TEXT TO READ:
V=VectorFunctionSpace(mesh1, 'CG', 1)
# frequency variables
d_omega = 1; step = 0; omega = 10
# Variational problem
F = mu*inner(grad(u), grad(v))*dx+(lambd+mu)*div(u)*div(v)*dx + dens*d_omega*d_omega*inner(u,v)*dx
a = rhs(F)
L = lhs(F)
#Boundary condition
W_const = Constant((0.0, 0.0))
bc = DirichletBC(V, W_const, "on_boundary")
A, b = assemble_system(a, L, bc)
u=Function(V)
#Solve
while d_omega <= omega:
    A, b = assemble_system(a, L, bc)
    delta = PointSource(V.sub(0), Point(0., 1.5),1)
    delta.apply(b)
    solve(A, u.vector(), b)
    step += d_omega
    plot(u, interactive=False)

This is a frequency-domain problem. I think the error might be related to this part of the variational problem (I am not sure):

dens*d_omega*d_omega*inner(u,v)*dx

Could you please help me fix this error?
Thanks

Comments

If you are solving the elastodynamics problem in the frequency domain you must be very careful with the treatment of the displacements because they are complex-valued.

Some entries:
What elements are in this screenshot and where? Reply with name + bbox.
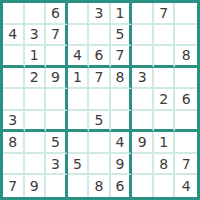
cell-r5c5[interactable] bbox=[89, 89, 111, 111]
cell-r9c1[interactable]: 7 bbox=[3, 175, 25, 197]
given-digit: 7 bbox=[51, 27, 60, 41]
given-digit: 4 bbox=[182, 179, 191, 193]
cell-r7c7[interactable]: 9 bbox=[132, 132, 154, 154]
given-digit: 5 bbox=[73, 157, 82, 171]
cell-r3c8[interactable] bbox=[154, 46, 176, 68]
cell-r2c8[interactable] bbox=[154, 25, 176, 47]
cell-r4c8[interactable] bbox=[154, 68, 176, 90]
given-digit: 8 bbox=[182, 48, 191, 62]
cell-r1c9[interactable] bbox=[175, 3, 197, 25]
cell-r6c4[interactable] bbox=[68, 111, 90, 133]
cell-r4c9[interactable] bbox=[175, 68, 197, 90]
given-digit: 5 bbox=[51, 135, 60, 149]
cell-r7c9[interactable] bbox=[175, 132, 197, 154]
given-digit: 5 bbox=[95, 113, 104, 127]
cell-r7c3[interactable]: 5 bbox=[46, 132, 68, 154]
given-digit: 1 bbox=[30, 48, 39, 62]
given-digit: 4 bbox=[73, 48, 82, 62]
cell-r8c1[interactable] bbox=[3, 154, 25, 176]
cell-r5c4[interactable] bbox=[68, 89, 90, 111]
cell-r3c5[interactable]: 6 bbox=[89, 46, 111, 68]
cell-r9c7[interactable] bbox=[132, 175, 154, 197]
cell-r2c2[interactable]: 3 bbox=[25, 25, 47, 47]
cell-r9c5[interactable]: 8 bbox=[89, 175, 111, 197]
given-digit: 3 bbox=[51, 157, 60, 171]
given-digit: 7 bbox=[116, 48, 125, 62]
cell-r1c4[interactable] bbox=[68, 3, 90, 25]
cell-r3c9[interactable]: 8 bbox=[175, 46, 197, 68]
cell-r3c3[interactable] bbox=[46, 46, 68, 68]
given-digit: 9 bbox=[30, 179, 39, 193]
cell-r7c5[interactable] bbox=[89, 132, 111, 154]
cell-r2c6[interactable]: 5 bbox=[111, 25, 133, 47]
given-digit: 3 bbox=[138, 70, 147, 84]
given-digit: 8 bbox=[8, 135, 17, 149]
cell-r4c3[interactable]: 9 bbox=[46, 68, 68, 90]
given-digit: 4 bbox=[8, 27, 17, 41]
cell-r3c4[interactable]: 4 bbox=[68, 46, 90, 68]
given-digit: 9 bbox=[51, 70, 60, 84]
cell-r9c4[interactable] bbox=[68, 175, 90, 197]
cell-r3c7[interactable] bbox=[132, 46, 154, 68]
cell-r6c2[interactable] bbox=[25, 111, 47, 133]
cell-r4c7[interactable]: 3 bbox=[132, 68, 154, 90]
cell-r7c1[interactable]: 8 bbox=[3, 132, 25, 154]
cell-r1c6[interactable]: 1 bbox=[111, 3, 133, 25]
given-digit: 8 bbox=[95, 179, 104, 193]
cell-r6c1[interactable]: 3 bbox=[3, 111, 25, 133]
cell-r7c8[interactable]: 1 bbox=[154, 132, 176, 154]
cell-r8c9[interactable]: 7 bbox=[175, 154, 197, 176]
cell-r6c6[interactable] bbox=[111, 111, 133, 133]
cell-r6c5[interactable]: 5 bbox=[89, 111, 111, 133]
cell-r9c9[interactable]: 4 bbox=[175, 175, 197, 197]
given-digit: 8 bbox=[116, 70, 125, 84]
cell-r2c1[interactable]: 4 bbox=[3, 25, 25, 47]
cell-r1c5[interactable]: 3 bbox=[89, 3, 111, 25]
cell-r7c4[interactable] bbox=[68, 132, 90, 154]
cell-r6c9[interactable] bbox=[175, 111, 197, 133]
cell-r5c1[interactable] bbox=[3, 89, 25, 111]
cell-r8c6[interactable]: 9 bbox=[111, 154, 133, 176]
given-digit: 1 bbox=[116, 6, 125, 20]
given-digit: 3 bbox=[95, 6, 104, 20]
cell-r8c7[interactable] bbox=[132, 154, 154, 176]
given-digit: 1 bbox=[73, 70, 82, 84]
given-digit: 7 bbox=[95, 70, 104, 84]
cell-r4c4[interactable]: 1 bbox=[68, 68, 90, 90]
cell-r8c8[interactable]: 8 bbox=[154, 154, 176, 176]
given-digit: 2 bbox=[159, 92, 168, 106]
cell-r2c9[interactable] bbox=[175, 25, 197, 47]
cell-r9c2[interactable]: 9 bbox=[25, 175, 47, 197]
sudoku-board: 63174375146782917832635854913598779864 bbox=[0, 0, 200, 200]
cell-r1c1[interactable] bbox=[3, 3, 25, 25]
cell-r8c3[interactable]: 3 bbox=[46, 154, 68, 176]
given-digit: 7 bbox=[182, 157, 191, 171]
given-digit: 9 bbox=[138, 135, 147, 149]
cell-r1c7[interactable] bbox=[132, 3, 154, 25]
cell-r4c6[interactable]: 8 bbox=[111, 68, 133, 90]
cell-r8c4[interactable]: 5 bbox=[68, 154, 90, 176]
cell-r6c8[interactable] bbox=[154, 111, 176, 133]
cell-r9c3[interactable] bbox=[46, 175, 68, 197]
cell-r5c7[interactable] bbox=[132, 89, 154, 111]
cell-r1c8[interactable]: 7 bbox=[154, 3, 176, 25]
cell-r5c8[interactable]: 2 bbox=[154, 89, 176, 111]
given-digit: 6 bbox=[95, 48, 104, 62]
cell-r6c7[interactable] bbox=[132, 111, 154, 133]
cell-r2c4[interactable] bbox=[68, 25, 90, 47]
given-digit: 1 bbox=[159, 135, 168, 149]
given-digit: 8 bbox=[159, 157, 168, 171]
cell-r5c9[interactable]: 6 bbox=[175, 89, 197, 111]
given-digit: 3 bbox=[8, 113, 17, 127]
cell-r5c3[interactable] bbox=[46, 89, 68, 111]
cell-r1c2[interactable] bbox=[25, 3, 47, 25]
given-digit: 6 bbox=[116, 179, 125, 193]
cell-r5c2[interactable] bbox=[25, 89, 47, 111]
given-digit: 5 bbox=[116, 27, 125, 41]
cell-r6c3[interactable] bbox=[46, 111, 68, 133]
cell-r2c3[interactable]: 7 bbox=[46, 25, 68, 47]
cell-r9c6[interactable]: 6 bbox=[111, 175, 133, 197]
cell-r1c3[interactable]: 6 bbox=[46, 3, 68, 25]
cell-r4c5[interactable]: 7 bbox=[89, 68, 111, 90]
given-digit: 7 bbox=[159, 6, 168, 20]
cell-r8c2[interactable] bbox=[25, 154, 47, 176]
cell-r2c5[interactable] bbox=[89, 25, 111, 47]
given-digit: 3 bbox=[30, 27, 39, 41]
cell-r8c5[interactable] bbox=[89, 154, 111, 176]
cell-r3c2[interactable]: 1 bbox=[25, 46, 47, 68]
cell-r7c2[interactable] bbox=[25, 132, 47, 154]
given-digit: 6 bbox=[182, 92, 191, 106]
cell-r5c6[interactable] bbox=[111, 89, 133, 111]
cell-r3c1[interactable] bbox=[3, 46, 25, 68]
given-digit: 9 bbox=[116, 157, 125, 171]
cell-r4c2[interactable]: 2 bbox=[25, 68, 47, 90]
cell-r2c7[interactable] bbox=[132, 25, 154, 47]
cell-r9c8[interactable] bbox=[154, 175, 176, 197]
cell-r3c6[interactable]: 7 bbox=[111, 46, 133, 68]
given-digit: 4 bbox=[116, 135, 125, 149]
given-digit: 7 bbox=[8, 179, 17, 193]
cell-r7c6[interactable]: 4 bbox=[111, 132, 133, 154]
given-digit: 6 bbox=[51, 6, 60, 20]
given-digit: 2 bbox=[30, 70, 39, 84]
cell-r4c1[interactable] bbox=[3, 68, 25, 90]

TO DO: Continue the forum thread about the frequency-domain elastodynamics code from the point at which it stops.

RESULT:
In the forum exist many discussions about how to formulate these kind of problem using fenics (knowing that fenics, at the moment, does not support complex numbers). Take a look to this questions: link.

Answer 1

Hi,
consider one of these two options (obviously both of they are equivalent):

Option 1:

F = mu*inner(grad(u), grad(v))*dx+(lambd+mu)*div(u)*div(v)*dx + dens*d_omega*d_omega*inner(u,v)*dx + inner(Constant((0.0, 0.0)),v)*dx
a = lhs(F)
L = rhs(F)

Option 2:

a = mu*inner(grad(u), grad(v))*dx + (lambd+mu)*div(u)*div(v)*dx + dens*d_omega*d_omega*inner(u,v)*dx
L = inner(Constant((0.0, 0.0)),v)*dx

Comments

That is, all the terms in the original variational formulation had a trial function and so the rhs (terms with test function only) was empty. Herman's option 1 fixes this.